[Start]

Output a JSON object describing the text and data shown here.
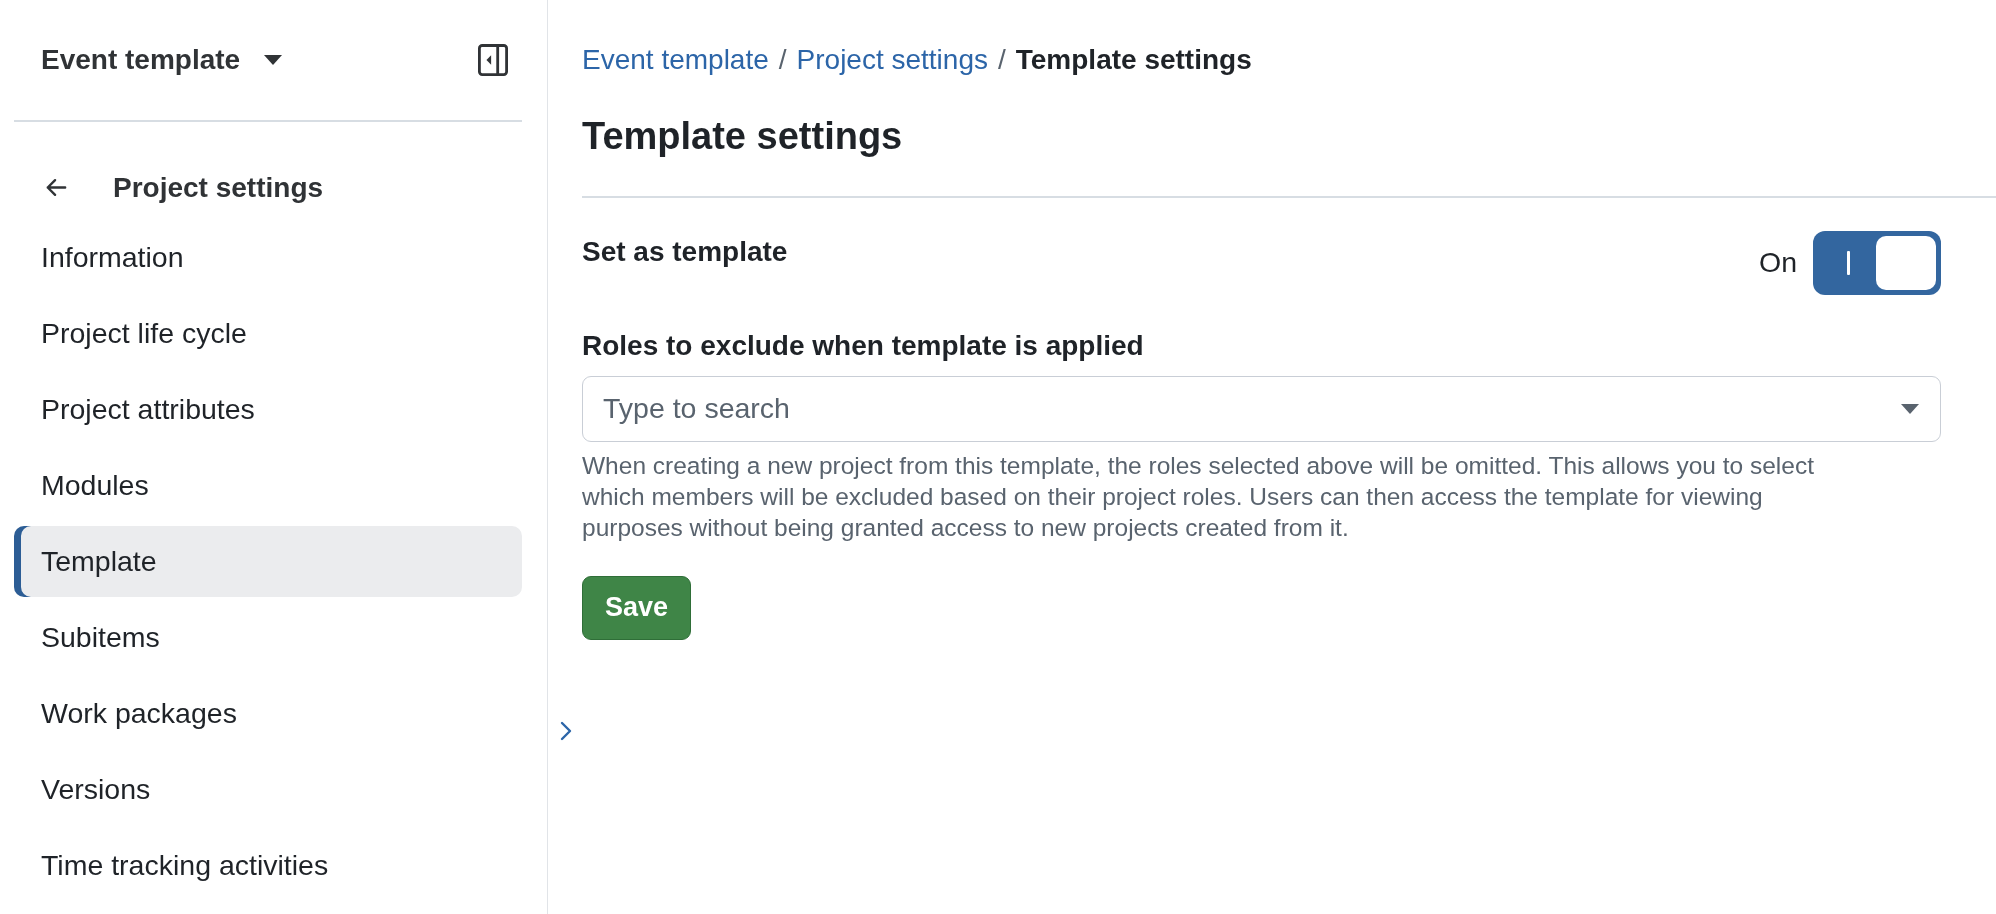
{
  "sidebar": {
    "project_name": "Event template",
    "back_label": "Project settings",
    "items": [
      {
        "label": "Information",
        "selected": false
      },
      {
        "label": "Project life cycle",
        "selected": false
      },
      {
        "label": "Project attributes",
        "selected": false
      },
      {
        "label": "Modules",
        "selected": false
      },
      {
        "label": "Template",
        "selected": true
      },
      {
        "label": "Subitems",
        "selected": false
      },
      {
        "label": "Work packages",
        "selected": false
      },
      {
        "label": "Versions",
        "selected": false
      },
      {
        "label": "Time tracking activities",
        "selected": false
      }
    ]
  },
  "breadcrumb": [
    {
      "kind": "link",
      "label": "Event template"
    },
    {
      "kind": "separator",
      "label": "/"
    },
    {
      "kind": "link",
      "label": "Project settings"
    },
    {
      "kind": "separator",
      "label": "/"
    },
    {
      "kind": "current",
      "label": "Template settings"
    }
  ],
  "page_title": "Template settings",
  "set_as_template": {
    "label": "Set as template",
    "state_label": "On",
    "on": true
  },
  "roles_field": {
    "label": "Roles to exclude when template is applied",
    "placeholder": "Type to search",
    "help": "When creating a new project from this template, the roles selected above will be omitted. This allows you to select which members will be excluded based on their project roles. Users can then access the template for viewing purposes without being granted access to new projects created from it."
  },
  "save_button": "Save"
}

[End]

#### Work to complete
All the records need to be repeated exactly, with the images dropped.

#### Problem solution
Output a JSON object describing the text and data shown here.
{
  "sidebar": {
    "project_name": "Event template",
    "back_label": "Project settings",
    "items": [
      {
        "label": "Information",
        "selected": false
      },
      {
        "label": "Project life cycle",
        "selected": false
      },
      {
        "label": "Project attributes",
        "selected": false
      },
      {
        "label": "Modules",
        "selected": false
      },
      {
        "label": "Template",
        "selected": true
      },
      {
        "label": "Subitems",
        "selected": false
      },
      {
        "label": "Work packages",
        "selected": false
      },
      {
        "label": "Versions",
        "selected": false
      },
      {
        "label": "Time tracking activities",
        "selected": false
      }
    ]
  },
  "breadcrumb": [
    {
      "kind": "link",
      "label": "Event template"
    },
    {
      "kind": "separator",
      "label": "/"
    },
    {
      "kind": "link",
      "label": "Project settings"
    },
    {
      "kind": "separator",
      "label": "/"
    },
    {
      "kind": "current",
      "label": "Template settings"
    }
  ],
  "page_title": "Template settings",
  "set_as_template": {
    "label": "Set as template",
    "state_label": "On",
    "on": true
  },
  "roles_field": {
    "label": "Roles to exclude when template is applied",
    "placeholder": "Type to search",
    "help": "When creating a new project from this template, the roles selected above will be omitted. This allows you to select which members will be excluded based on their project roles. Users can then access the template for viewing purposes without being granted access to new projects created from it."
  },
  "save_button": "Save"
}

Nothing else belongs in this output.